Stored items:
******
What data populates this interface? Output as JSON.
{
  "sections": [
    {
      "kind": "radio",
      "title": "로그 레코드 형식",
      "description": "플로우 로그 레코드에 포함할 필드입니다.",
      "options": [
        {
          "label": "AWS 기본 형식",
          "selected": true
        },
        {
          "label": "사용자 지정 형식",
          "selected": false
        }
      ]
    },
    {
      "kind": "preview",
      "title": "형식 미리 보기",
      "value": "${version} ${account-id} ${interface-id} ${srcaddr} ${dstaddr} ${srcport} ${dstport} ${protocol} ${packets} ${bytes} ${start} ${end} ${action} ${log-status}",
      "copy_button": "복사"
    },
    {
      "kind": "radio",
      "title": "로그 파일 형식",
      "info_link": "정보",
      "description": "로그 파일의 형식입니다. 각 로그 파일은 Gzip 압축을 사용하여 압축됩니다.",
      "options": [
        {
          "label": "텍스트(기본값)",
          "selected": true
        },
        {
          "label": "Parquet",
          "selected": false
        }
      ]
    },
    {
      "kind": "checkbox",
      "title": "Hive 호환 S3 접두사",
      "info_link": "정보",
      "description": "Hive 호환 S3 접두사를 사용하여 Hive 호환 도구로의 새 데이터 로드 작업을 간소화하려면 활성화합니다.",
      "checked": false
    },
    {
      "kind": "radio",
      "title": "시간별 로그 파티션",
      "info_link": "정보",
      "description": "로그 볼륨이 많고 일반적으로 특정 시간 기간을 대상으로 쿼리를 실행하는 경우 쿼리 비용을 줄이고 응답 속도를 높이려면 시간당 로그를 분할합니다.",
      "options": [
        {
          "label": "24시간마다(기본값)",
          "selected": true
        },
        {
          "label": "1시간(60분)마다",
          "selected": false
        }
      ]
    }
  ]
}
******
▸ Aim:
Every entry should be printed again exactly as it stands.

▸ Written solution:
What data populates this interface? Output as JSON.
{
  "sections": [
    {
      "kind": "radio",
      "title": "로그 레코드 형식",
      "description": "플로우 로그 레코드에 포함할 필드입니다.",
      "options": [
        {
          "label": "AWS 기본 형식",
          "selected": true
        },
        {
          "label": "사용자 지정 형식",
          "selected": false
        }
      ]
    },
    {
      "kind": "preview",
      "title": "형식 미리 보기",
      "value": "${version} ${account-id} ${interface-id} ${srcaddr} ${dstaddr} ${srcport} ${dstport} ${protocol} ${packets} ${bytes} ${start} ${end} ${action} ${log-status}",
      "copy_button": "복사"
    },
    {
      "kind": "radio",
      "title": "로그 파일 형식",
      "info_link": "정보",
      "description": "로그 파일의 형식입니다. 각 로그 파일은 Gzip 압축을 사용하여 압축됩니다.",
      "options": [
        {
          "label": "텍스트(기본값)",
          "selected": true
        },
        {
          "label": "Parquet",
          "selected": false
        }
      ]
    },
    {
      "kind": "checkbox",
      "title": "Hive 호환 S3 접두사",
      "info_link": "정보",
      "description": "Hive 호환 S3 접두사를 사용하여 Hive 호환 도구로의 새 데이터 로드 작업을 간소화하려면 활성화합니다.",
      "checked": false
    },
    {
      "kind": "radio",
      "title": "시간별 로그 파티션",
      "info_link": "정보",
      "description": "로그 볼륨이 많고 일반적으로 특정 시간 기간을 대상으로 쿼리를 실행하는 경우 쿼리 비용을 줄이고 응답 속도를 높이려면 시간당 로그를 분할합니다.",
      "options": [
        {
          "label": "24시간마다(기본값)",
          "selected": true
        },
        {
          "label": "1시간(60분)마다",
          "selected": false
        }
      ]
    }
  ]
}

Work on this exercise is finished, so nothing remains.